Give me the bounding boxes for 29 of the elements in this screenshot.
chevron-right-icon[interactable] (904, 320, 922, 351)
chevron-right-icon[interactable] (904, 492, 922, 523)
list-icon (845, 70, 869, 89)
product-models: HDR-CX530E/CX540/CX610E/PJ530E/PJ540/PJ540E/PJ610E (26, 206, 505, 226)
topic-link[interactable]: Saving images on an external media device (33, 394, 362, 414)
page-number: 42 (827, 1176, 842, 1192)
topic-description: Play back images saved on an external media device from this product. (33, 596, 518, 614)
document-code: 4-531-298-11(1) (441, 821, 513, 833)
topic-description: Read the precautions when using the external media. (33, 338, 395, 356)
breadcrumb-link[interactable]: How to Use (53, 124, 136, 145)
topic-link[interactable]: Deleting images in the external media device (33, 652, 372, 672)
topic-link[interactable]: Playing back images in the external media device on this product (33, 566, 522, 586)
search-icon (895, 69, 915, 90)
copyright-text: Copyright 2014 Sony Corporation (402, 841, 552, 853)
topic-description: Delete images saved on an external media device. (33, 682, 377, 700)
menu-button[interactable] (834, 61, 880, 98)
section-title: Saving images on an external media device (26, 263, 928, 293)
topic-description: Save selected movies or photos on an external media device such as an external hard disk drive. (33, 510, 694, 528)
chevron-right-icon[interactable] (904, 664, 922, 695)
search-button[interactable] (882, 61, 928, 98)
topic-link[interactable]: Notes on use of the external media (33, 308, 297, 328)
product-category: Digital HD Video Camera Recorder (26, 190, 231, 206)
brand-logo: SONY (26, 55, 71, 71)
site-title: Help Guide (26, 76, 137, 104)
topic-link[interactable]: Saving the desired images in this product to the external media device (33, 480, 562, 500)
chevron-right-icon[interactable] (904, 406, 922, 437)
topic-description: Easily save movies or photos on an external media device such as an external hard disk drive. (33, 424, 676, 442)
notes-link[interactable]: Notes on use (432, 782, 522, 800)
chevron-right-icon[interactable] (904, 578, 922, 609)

__________________________________________________

*Problem requirements*. Copy the items verbatim from the first line through the line containing "chevron-right-icon[interactable] (904, 406, 922, 437)", including both ends.

*Result of the task*.
Give me the bounding boxes for 29 of the elements in this screenshot.
chevron-right-icon[interactable] (904, 320, 922, 351)
chevron-right-icon[interactable] (904, 492, 922, 523)
list-icon (845, 70, 869, 89)
product-models: HDR-CX530E/CX540/CX610E/PJ530E/PJ540/PJ540E/PJ610E (26, 206, 505, 226)
topic-link[interactable]: Saving images on an external media device (33, 394, 362, 414)
page-number: 42 (827, 1176, 842, 1192)
topic-description: Play back images saved on an external media device from this product. (33, 596, 518, 614)
document-code: 4-531-298-11(1) (441, 821, 513, 833)
topic-description: Read the precautions when using the external media. (33, 338, 395, 356)
breadcrumb-link[interactable]: How to Use (53, 124, 136, 145)
topic-link[interactable]: Deleting images in the external media device (33, 652, 372, 672)
topic-link[interactable]: Playing back images in the external media device on this product (33, 566, 522, 586)
search-icon (895, 69, 915, 90)
copyright-text: Copyright 2014 Sony Corporation (402, 841, 552, 853)
topic-description: Delete images saved on an external media device. (33, 682, 377, 700)
menu-button[interactable] (834, 61, 880, 98)
section-title: Saving images on an external media device (26, 263, 928, 293)
topic-description: Save selected movies or photos on an external media device such as an external hard disk drive. (33, 510, 694, 528)
chevron-right-icon[interactable] (904, 664, 922, 695)
search-button[interactable] (882, 61, 928, 98)
topic-link[interactable]: Notes on use of the external media (33, 308, 297, 328)
product-category: Digital HD Video Camera Recorder (26, 190, 231, 206)
brand-logo: SONY (26, 55, 71, 71)
site-title: Help Guide (26, 76, 137, 104)
topic-link[interactable]: Saving the desired images in this product to the external media device (33, 480, 562, 500)
chevron-right-icon[interactable] (904, 406, 922, 437)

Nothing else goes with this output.